*What is being asked*: Find how many lines in the material contain "Domain"; your answer should be that number alone.

*Stored data*:
<<<<
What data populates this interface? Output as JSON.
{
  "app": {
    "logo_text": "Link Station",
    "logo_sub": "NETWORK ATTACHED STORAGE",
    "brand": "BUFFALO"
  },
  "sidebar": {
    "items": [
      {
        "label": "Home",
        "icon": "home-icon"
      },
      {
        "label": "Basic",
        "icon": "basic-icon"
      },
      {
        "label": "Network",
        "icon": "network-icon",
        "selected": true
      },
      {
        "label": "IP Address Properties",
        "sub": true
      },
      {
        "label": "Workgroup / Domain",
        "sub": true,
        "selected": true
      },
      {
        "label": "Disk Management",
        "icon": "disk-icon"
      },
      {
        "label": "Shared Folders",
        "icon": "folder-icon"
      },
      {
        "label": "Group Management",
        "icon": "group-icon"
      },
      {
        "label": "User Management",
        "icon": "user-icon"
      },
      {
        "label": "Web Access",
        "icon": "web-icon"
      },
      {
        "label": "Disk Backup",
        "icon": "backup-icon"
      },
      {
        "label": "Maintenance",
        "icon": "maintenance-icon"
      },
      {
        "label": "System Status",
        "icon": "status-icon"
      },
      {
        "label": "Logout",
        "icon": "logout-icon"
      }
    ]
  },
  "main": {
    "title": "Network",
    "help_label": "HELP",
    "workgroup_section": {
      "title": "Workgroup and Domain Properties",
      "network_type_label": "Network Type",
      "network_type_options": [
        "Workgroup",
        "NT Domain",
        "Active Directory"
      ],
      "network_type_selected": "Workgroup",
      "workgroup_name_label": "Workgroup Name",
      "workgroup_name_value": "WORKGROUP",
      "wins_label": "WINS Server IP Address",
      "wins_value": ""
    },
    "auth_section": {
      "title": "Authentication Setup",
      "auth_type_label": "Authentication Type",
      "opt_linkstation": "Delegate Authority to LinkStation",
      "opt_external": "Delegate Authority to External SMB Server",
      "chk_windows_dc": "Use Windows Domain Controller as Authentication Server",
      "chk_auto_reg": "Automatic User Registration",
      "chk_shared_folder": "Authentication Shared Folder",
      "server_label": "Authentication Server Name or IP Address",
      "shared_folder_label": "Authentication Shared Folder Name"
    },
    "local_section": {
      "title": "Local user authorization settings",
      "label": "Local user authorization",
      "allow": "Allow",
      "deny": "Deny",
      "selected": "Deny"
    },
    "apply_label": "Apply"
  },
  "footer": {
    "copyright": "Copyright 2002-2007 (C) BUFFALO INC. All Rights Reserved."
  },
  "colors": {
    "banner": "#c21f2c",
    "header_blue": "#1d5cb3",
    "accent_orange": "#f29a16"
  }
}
>>>>
*Right answer*: 4